- Given instruction
Every line below that mentions the word "annotation" should be copied out.

- Exercise inputs
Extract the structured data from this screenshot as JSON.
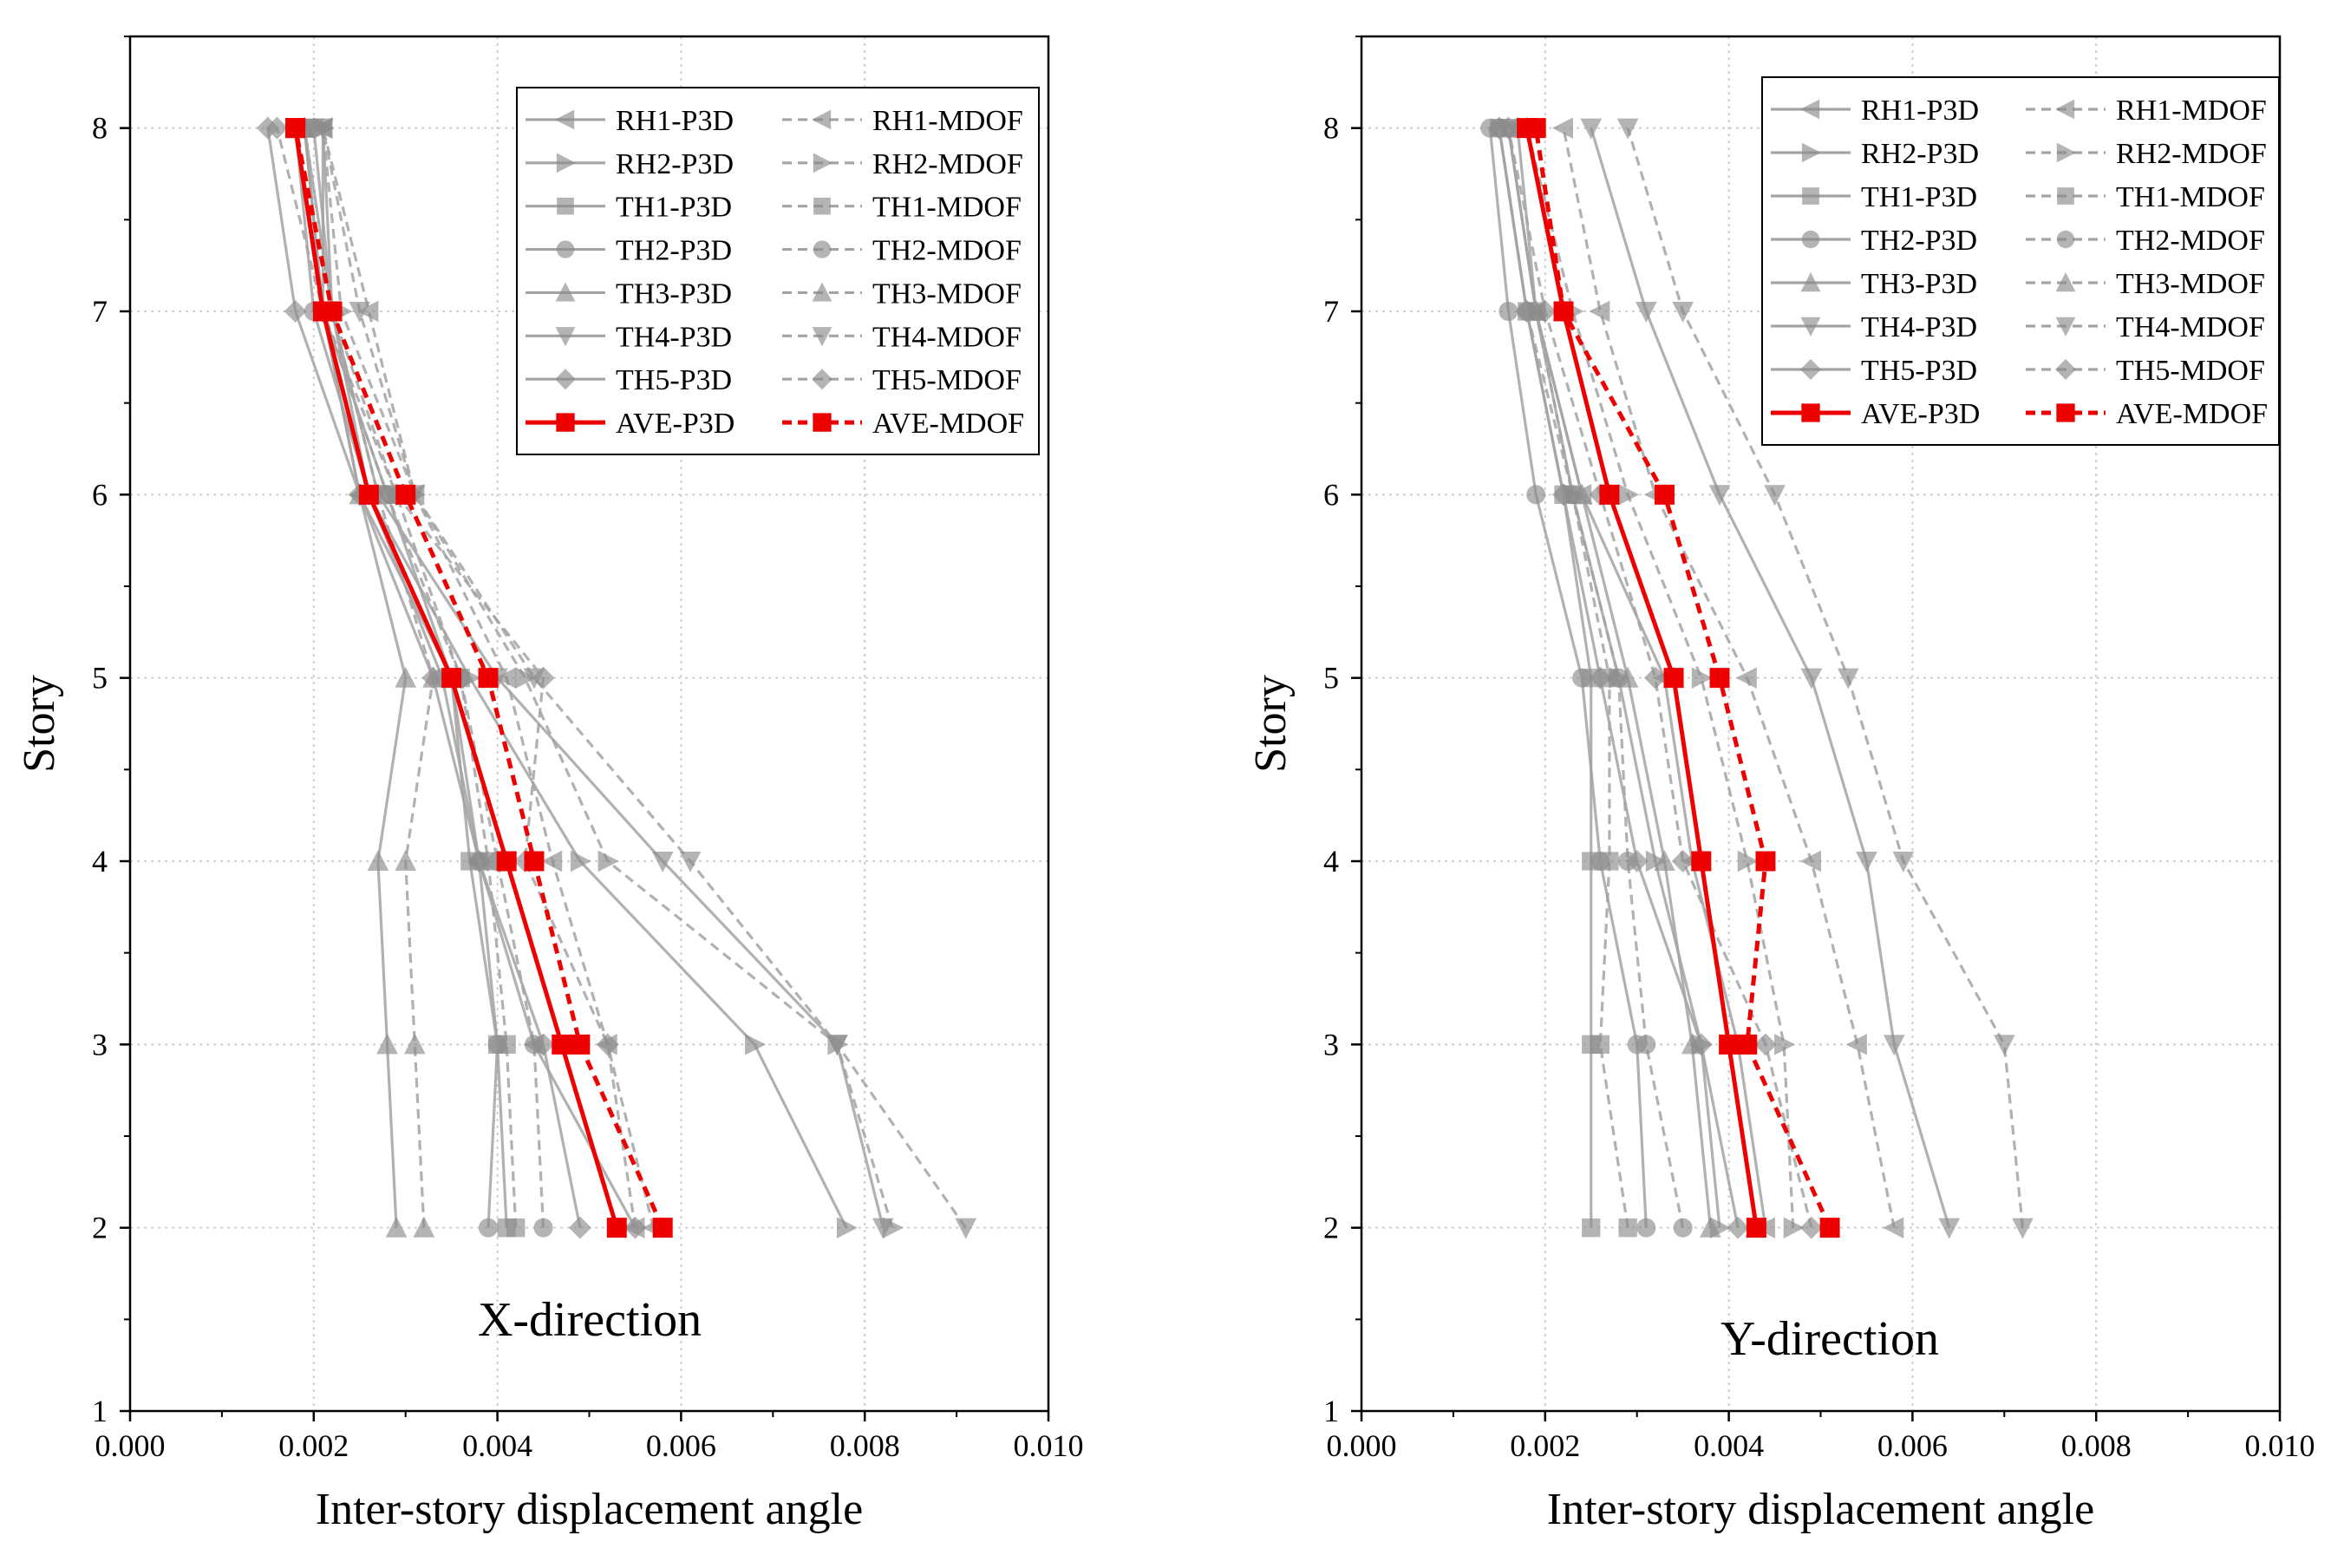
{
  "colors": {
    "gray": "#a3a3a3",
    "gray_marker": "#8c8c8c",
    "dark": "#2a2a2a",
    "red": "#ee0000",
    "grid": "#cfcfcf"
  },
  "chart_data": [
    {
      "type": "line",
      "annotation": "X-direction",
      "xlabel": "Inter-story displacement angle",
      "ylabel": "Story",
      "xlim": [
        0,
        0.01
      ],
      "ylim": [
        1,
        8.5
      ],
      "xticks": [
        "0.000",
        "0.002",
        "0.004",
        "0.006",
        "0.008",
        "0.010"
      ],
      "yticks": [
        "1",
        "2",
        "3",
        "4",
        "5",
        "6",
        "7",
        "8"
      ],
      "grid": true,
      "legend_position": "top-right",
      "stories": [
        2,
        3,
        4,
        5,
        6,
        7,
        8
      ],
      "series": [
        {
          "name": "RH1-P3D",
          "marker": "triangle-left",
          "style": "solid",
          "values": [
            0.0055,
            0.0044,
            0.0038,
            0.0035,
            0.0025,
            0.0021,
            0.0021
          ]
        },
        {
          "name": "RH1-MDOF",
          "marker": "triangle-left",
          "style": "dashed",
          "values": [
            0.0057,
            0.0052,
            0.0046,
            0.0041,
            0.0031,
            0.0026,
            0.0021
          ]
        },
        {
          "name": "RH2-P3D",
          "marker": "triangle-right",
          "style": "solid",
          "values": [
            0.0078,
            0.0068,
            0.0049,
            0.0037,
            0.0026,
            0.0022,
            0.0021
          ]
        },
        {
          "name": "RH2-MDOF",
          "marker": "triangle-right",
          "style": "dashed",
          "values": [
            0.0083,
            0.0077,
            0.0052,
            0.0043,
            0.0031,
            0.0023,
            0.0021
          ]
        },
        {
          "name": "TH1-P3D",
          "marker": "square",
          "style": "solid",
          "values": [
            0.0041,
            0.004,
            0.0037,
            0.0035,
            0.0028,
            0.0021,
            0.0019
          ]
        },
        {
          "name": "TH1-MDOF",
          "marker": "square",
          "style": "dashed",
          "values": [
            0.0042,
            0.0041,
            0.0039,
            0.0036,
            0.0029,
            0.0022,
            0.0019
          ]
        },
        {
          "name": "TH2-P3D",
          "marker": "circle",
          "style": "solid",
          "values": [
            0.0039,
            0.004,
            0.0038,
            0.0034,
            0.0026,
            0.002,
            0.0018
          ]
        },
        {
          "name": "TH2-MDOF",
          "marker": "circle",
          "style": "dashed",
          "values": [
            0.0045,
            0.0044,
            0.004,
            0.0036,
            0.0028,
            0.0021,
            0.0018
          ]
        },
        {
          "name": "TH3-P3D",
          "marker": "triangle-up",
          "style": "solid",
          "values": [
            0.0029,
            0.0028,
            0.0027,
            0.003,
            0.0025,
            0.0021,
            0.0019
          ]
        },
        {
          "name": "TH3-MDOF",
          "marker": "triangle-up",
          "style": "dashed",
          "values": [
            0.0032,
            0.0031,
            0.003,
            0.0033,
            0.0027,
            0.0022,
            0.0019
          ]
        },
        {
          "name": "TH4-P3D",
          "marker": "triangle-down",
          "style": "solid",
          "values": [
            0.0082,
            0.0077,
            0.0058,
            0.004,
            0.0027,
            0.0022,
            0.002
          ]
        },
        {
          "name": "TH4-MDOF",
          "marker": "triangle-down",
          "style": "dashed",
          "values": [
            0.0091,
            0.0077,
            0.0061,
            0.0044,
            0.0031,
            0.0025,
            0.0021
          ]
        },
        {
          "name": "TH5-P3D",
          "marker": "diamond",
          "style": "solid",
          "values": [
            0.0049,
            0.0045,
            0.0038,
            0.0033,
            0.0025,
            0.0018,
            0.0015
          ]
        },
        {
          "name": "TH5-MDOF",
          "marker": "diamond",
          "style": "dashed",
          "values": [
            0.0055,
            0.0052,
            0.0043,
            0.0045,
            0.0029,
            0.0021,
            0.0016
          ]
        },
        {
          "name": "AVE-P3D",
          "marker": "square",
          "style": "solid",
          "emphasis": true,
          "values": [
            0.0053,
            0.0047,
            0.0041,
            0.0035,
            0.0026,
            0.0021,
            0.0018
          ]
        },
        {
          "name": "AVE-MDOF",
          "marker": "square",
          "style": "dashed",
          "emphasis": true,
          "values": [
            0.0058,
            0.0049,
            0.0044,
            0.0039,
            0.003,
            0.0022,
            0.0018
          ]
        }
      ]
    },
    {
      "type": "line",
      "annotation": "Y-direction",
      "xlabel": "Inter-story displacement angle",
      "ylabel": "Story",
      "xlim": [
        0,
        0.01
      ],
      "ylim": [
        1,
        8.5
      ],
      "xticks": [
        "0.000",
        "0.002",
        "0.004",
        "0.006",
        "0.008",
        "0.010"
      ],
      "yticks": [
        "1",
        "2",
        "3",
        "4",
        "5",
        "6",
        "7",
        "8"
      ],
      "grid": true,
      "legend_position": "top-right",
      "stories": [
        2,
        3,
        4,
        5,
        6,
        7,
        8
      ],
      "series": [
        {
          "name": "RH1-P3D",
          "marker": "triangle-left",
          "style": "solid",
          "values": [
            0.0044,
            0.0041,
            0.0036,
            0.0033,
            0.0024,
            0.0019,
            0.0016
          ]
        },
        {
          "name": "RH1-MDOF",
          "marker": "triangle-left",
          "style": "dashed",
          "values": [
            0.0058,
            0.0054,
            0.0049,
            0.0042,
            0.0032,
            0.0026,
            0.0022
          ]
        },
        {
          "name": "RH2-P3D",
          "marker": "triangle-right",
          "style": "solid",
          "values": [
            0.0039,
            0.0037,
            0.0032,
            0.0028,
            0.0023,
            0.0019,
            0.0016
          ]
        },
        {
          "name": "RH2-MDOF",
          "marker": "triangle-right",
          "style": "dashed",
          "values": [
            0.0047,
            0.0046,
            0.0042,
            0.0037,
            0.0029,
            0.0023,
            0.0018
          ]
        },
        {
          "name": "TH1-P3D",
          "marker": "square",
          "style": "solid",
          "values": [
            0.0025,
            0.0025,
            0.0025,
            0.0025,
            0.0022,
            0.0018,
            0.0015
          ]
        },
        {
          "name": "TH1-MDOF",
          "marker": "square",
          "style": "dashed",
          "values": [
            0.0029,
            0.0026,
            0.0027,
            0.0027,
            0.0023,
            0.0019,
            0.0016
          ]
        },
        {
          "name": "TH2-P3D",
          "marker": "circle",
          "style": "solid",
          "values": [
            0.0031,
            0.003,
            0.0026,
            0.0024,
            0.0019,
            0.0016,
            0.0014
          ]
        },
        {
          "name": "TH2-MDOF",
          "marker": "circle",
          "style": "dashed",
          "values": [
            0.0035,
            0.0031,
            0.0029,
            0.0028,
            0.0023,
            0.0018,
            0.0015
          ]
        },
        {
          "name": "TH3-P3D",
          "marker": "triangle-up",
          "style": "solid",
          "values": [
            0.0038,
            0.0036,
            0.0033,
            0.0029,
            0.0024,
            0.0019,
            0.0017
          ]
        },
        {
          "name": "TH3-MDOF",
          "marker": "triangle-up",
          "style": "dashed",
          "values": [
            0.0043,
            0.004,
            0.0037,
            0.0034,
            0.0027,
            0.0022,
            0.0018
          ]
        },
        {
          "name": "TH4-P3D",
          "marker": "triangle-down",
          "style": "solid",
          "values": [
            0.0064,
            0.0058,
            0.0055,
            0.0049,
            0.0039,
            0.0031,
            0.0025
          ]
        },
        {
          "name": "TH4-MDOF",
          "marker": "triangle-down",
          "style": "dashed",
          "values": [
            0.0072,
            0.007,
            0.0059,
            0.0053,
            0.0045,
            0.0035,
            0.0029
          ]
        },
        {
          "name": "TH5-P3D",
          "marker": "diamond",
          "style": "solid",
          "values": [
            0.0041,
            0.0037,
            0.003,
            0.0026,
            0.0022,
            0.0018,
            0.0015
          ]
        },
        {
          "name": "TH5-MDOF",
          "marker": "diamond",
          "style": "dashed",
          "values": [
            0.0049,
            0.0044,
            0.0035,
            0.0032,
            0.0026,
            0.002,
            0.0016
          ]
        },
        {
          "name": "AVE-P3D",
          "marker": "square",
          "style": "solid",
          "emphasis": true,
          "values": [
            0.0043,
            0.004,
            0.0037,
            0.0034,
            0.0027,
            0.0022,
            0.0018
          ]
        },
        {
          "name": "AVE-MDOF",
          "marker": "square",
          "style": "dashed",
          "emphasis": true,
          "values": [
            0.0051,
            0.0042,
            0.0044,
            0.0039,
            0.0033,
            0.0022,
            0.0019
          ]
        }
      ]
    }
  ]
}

- Response below
      "annotation": "X-direction",
      "annotation": "Y-direction",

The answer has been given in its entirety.